* **PROVIDED MATERIAL**:
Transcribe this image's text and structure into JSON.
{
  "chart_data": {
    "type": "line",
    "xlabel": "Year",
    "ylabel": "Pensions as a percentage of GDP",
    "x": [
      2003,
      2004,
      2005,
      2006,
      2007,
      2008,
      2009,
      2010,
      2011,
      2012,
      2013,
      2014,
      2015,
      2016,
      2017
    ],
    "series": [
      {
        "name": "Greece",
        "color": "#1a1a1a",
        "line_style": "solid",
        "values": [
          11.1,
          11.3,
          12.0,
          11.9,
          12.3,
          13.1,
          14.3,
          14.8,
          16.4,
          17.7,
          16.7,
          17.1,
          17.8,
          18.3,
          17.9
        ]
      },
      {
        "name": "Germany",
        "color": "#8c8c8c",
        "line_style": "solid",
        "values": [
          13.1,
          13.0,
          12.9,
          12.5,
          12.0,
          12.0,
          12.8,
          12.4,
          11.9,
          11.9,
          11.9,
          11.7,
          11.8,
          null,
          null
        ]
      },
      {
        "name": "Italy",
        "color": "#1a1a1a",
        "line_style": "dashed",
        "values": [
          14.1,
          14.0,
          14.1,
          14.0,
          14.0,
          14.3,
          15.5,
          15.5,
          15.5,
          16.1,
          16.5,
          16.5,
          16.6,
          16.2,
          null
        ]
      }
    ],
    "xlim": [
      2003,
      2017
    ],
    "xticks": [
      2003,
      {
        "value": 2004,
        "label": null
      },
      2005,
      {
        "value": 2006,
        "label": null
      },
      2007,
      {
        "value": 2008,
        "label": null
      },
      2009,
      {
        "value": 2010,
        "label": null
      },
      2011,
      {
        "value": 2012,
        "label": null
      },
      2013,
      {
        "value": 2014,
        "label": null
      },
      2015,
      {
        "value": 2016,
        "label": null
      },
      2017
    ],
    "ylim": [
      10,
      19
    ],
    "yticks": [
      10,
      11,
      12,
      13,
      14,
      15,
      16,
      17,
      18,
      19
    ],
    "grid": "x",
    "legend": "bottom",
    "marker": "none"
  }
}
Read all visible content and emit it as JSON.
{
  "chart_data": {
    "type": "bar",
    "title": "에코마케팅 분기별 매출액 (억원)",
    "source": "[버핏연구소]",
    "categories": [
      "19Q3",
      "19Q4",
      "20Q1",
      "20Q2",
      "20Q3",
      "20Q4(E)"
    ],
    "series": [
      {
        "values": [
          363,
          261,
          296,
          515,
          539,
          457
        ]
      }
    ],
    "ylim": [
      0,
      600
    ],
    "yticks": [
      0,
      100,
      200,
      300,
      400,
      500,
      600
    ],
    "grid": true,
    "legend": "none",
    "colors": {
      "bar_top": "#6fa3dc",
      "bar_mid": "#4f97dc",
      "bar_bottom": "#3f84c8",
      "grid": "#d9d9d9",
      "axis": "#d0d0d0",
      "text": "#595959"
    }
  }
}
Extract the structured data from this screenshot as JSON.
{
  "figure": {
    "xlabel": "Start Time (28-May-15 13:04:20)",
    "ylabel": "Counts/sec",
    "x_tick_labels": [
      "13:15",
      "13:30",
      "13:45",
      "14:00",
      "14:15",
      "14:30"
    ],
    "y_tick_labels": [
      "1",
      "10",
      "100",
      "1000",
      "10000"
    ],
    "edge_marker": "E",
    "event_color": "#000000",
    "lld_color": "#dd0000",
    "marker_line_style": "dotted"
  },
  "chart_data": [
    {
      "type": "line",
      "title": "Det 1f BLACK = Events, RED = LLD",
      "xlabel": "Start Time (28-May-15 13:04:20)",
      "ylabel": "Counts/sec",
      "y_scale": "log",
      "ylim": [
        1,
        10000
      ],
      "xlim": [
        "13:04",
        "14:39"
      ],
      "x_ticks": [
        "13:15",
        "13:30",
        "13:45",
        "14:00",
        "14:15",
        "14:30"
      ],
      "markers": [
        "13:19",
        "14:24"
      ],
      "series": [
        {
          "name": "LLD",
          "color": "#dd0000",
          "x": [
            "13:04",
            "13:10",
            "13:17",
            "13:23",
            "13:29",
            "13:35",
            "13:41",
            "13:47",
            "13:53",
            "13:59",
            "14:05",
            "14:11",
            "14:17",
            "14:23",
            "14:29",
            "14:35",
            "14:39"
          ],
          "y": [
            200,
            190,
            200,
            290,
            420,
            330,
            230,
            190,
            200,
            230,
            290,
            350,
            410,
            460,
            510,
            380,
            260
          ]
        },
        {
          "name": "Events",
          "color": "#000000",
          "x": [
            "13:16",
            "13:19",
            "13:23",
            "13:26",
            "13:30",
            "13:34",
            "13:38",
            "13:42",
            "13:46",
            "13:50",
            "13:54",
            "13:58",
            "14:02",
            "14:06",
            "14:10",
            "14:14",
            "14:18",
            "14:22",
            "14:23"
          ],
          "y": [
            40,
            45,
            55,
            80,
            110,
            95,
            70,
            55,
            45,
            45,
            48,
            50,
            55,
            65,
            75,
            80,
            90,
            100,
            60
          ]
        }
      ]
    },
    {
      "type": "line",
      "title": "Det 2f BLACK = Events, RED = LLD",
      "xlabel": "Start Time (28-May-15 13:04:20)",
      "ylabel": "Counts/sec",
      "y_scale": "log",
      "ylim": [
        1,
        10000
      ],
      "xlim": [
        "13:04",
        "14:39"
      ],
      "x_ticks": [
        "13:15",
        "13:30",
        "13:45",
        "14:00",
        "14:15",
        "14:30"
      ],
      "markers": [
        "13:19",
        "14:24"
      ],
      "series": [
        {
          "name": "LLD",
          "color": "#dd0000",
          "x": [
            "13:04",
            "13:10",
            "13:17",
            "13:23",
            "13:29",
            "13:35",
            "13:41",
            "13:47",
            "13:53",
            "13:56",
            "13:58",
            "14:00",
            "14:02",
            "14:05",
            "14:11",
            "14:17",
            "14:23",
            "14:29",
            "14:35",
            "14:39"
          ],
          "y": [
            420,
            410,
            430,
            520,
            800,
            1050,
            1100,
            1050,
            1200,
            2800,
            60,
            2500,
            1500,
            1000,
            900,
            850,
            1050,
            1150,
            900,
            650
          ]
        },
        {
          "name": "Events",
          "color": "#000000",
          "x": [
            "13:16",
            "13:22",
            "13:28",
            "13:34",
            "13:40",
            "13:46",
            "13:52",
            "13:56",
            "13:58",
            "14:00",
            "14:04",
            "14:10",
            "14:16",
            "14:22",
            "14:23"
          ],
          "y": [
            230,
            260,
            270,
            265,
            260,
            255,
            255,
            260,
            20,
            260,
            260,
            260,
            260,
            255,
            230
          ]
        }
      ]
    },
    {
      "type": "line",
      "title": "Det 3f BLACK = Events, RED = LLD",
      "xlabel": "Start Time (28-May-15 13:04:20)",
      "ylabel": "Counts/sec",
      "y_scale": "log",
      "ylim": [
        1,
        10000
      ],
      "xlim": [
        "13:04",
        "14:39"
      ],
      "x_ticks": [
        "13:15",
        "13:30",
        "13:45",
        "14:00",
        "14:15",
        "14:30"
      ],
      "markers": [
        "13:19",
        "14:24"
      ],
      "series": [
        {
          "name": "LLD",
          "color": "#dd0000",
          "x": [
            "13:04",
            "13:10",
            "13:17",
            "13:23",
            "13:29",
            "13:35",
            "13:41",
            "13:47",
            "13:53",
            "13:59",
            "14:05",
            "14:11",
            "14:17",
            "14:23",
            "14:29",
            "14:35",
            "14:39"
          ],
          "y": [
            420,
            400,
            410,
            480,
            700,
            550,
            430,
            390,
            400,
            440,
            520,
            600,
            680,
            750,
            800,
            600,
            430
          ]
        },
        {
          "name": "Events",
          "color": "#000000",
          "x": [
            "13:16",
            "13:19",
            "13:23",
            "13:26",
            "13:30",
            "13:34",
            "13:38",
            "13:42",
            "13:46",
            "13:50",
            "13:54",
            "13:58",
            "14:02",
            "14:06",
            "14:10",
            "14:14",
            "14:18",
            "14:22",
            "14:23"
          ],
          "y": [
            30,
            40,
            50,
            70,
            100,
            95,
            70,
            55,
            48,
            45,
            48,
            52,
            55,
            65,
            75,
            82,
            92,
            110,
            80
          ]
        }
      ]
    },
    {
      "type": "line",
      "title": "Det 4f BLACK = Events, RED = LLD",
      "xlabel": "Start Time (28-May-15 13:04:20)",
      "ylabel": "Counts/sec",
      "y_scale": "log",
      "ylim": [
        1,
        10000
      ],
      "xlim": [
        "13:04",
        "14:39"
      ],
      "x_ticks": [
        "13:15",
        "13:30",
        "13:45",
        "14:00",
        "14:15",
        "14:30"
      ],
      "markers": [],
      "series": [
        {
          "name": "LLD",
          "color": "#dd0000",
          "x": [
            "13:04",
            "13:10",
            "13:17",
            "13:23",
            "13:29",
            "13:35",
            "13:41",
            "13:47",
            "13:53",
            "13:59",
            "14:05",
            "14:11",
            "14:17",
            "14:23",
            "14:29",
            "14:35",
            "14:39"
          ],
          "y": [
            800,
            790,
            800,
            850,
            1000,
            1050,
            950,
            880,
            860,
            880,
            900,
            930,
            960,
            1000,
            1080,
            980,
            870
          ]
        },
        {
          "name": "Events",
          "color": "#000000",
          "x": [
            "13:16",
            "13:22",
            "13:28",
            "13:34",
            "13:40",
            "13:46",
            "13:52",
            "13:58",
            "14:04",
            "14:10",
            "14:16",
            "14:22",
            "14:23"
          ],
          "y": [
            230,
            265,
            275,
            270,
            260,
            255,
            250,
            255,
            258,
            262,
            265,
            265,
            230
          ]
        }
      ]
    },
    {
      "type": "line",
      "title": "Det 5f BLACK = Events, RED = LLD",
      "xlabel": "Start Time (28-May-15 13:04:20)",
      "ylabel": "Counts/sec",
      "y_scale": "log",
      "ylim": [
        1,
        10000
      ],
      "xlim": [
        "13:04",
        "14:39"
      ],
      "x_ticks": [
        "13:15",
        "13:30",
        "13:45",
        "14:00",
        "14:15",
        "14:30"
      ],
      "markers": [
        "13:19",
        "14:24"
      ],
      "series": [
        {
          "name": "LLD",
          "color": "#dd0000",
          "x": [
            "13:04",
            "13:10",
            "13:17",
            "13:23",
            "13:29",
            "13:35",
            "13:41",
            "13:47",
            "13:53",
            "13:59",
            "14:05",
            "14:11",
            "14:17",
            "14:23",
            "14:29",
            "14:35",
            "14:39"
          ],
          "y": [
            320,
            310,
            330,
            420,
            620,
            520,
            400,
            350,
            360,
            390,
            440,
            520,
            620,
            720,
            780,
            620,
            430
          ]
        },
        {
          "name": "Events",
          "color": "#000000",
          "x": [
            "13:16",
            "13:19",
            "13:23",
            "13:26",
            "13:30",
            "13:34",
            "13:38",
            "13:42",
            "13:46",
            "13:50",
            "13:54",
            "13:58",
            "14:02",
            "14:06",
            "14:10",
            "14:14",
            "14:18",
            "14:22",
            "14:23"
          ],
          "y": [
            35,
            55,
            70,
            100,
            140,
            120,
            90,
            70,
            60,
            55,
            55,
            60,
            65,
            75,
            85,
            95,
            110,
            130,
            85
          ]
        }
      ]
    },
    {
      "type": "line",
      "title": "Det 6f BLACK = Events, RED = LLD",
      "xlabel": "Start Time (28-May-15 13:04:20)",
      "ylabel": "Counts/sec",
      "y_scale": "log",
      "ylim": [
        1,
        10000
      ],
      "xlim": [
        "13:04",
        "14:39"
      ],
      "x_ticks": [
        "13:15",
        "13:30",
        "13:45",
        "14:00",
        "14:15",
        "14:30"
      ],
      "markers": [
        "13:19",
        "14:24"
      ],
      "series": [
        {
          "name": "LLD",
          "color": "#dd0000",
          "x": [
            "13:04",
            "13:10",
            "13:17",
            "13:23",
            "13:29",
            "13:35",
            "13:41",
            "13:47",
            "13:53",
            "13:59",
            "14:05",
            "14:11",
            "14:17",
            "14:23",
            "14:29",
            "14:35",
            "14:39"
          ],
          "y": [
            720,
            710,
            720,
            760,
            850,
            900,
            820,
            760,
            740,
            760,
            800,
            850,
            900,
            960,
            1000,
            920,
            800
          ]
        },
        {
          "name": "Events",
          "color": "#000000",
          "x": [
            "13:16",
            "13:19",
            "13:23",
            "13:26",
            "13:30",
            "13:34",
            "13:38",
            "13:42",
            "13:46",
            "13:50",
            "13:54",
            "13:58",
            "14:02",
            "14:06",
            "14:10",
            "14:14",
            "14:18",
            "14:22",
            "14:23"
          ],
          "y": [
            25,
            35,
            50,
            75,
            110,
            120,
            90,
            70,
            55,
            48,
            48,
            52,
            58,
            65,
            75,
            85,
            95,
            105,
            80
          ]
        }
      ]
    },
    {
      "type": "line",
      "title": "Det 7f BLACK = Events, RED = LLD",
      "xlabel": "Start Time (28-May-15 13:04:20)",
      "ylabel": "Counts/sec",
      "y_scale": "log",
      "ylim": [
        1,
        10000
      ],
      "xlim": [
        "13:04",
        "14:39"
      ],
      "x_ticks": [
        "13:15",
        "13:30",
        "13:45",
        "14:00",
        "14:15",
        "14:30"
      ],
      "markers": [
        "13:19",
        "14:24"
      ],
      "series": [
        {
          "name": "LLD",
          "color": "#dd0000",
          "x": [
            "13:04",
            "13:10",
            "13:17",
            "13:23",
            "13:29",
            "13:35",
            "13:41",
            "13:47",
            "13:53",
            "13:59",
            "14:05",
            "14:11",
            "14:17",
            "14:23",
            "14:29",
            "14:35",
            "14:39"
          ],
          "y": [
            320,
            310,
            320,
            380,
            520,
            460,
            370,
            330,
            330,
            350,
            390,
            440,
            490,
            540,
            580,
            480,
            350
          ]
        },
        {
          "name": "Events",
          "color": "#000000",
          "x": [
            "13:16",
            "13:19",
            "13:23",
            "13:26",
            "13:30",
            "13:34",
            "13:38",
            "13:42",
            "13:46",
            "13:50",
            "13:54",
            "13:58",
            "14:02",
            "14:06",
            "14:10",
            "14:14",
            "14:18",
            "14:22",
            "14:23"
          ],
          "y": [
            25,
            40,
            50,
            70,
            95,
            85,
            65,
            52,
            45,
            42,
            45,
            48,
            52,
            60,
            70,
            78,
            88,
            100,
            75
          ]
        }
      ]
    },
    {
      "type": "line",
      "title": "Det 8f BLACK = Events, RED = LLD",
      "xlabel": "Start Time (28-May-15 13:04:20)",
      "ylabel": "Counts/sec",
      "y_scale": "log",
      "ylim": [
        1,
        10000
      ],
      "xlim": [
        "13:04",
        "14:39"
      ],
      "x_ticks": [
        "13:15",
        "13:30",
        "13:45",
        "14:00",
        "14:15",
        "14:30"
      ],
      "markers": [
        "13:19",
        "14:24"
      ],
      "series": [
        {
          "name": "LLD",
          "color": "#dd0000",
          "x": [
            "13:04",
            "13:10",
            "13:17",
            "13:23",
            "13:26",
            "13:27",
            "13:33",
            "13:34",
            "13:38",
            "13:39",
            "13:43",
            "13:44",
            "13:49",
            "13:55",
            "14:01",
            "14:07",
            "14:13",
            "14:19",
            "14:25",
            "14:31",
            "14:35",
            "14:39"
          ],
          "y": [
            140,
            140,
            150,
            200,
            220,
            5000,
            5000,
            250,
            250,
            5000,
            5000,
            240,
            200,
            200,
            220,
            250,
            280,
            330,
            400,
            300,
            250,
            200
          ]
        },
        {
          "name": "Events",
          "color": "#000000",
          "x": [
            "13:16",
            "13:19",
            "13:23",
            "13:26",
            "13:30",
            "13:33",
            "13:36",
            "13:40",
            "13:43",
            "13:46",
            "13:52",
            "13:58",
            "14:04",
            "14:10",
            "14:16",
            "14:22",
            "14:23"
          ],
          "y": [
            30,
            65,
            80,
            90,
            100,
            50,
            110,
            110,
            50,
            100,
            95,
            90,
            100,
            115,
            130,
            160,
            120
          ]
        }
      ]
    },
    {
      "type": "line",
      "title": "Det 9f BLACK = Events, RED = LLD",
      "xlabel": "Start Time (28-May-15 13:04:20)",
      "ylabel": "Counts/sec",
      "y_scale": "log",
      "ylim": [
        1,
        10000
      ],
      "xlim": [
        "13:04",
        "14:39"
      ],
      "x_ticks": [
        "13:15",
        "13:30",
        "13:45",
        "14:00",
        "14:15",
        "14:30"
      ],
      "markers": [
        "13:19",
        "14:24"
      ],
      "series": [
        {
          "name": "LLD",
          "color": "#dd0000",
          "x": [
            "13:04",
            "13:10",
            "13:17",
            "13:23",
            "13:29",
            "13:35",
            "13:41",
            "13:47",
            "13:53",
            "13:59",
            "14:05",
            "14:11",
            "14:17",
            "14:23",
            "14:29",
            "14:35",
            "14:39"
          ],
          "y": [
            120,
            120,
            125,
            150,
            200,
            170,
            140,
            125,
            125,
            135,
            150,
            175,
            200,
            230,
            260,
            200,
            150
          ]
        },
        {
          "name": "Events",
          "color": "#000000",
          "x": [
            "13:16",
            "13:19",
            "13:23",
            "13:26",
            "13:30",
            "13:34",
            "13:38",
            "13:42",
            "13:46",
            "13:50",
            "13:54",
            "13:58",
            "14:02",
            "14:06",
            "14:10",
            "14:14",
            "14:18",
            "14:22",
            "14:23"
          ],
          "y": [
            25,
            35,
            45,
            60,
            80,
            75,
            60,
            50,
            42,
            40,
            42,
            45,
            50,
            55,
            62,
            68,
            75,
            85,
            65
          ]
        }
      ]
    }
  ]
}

* **TASK TO COMPLETE**:
Count the lines in the entries that hold the word "BLACK", and give nothing but the total.

* **SOLUTION TO THE EXERCISE**:
9